• [THE EXERCISE]
All entries are to be given again verbatim.

--- BEGIN EXCERPTED RECORDS ---

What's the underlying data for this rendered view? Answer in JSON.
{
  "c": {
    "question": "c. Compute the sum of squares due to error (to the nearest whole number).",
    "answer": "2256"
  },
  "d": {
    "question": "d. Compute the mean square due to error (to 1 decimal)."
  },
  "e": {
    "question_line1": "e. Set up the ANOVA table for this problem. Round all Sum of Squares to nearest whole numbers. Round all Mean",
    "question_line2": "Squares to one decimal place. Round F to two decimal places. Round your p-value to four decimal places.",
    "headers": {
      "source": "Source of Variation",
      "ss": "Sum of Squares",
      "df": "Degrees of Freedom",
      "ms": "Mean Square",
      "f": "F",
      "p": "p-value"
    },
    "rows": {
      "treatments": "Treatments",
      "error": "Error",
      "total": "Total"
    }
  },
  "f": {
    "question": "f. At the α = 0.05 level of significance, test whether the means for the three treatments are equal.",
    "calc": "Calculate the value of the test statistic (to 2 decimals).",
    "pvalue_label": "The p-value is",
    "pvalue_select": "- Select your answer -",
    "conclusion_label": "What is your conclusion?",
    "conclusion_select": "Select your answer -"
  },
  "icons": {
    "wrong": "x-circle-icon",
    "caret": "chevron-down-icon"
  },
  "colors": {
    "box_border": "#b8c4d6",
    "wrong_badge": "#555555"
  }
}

--- END EXCERPTED RECORDS ---

• [ANSWER TO THIS TASK]
What's the underlying data for this rendered view? Answer in JSON.
{
  "c": {
    "question": "c. Compute the sum of squares due to error (to the nearest whole number).",
    "answer": "2256"
  },
  "d": {
    "question": "d. Compute the mean square due to error (to 1 decimal)."
  },
  "e": {
    "question_line1": "e. Set up the ANOVA table for this problem. Round all Sum of Squares to nearest whole numbers. Round all Mean",
    "question_line2": "Squares to one decimal place. Round F to two decimal places. Round your p-value to four decimal places.",
    "headers": {
      "source": "Source of Variation",
      "ss": "Sum of Squares",
      "df": "Degrees of Freedom",
      "ms": "Mean Square",
      "f": "F",
      "p": "p-value"
    },
    "rows": {
      "treatments": "Treatments",
      "error": "Error",
      "total": "Total"
    }
  },
  "f": {
    "question": "f. At the α = 0.05 level of significance, test whether the means for the three treatments are equal.",
    "calc": "Calculate the value of the test statistic (to 2 decimals).",
    "pvalue_label": "The p-value is",
    "pvalue_select": "- Select your answer -",
    "conclusion_label": "What is your conclusion?",
    "conclusion_select": "Select your answer -"
  },
  "icons": {
    "wrong": "x-circle-icon",
    "caret": "chevron-down-icon"
  },
  "colors": {
    "box_border": "#b8c4d6",
    "wrong_badge": "#555555"
  }
}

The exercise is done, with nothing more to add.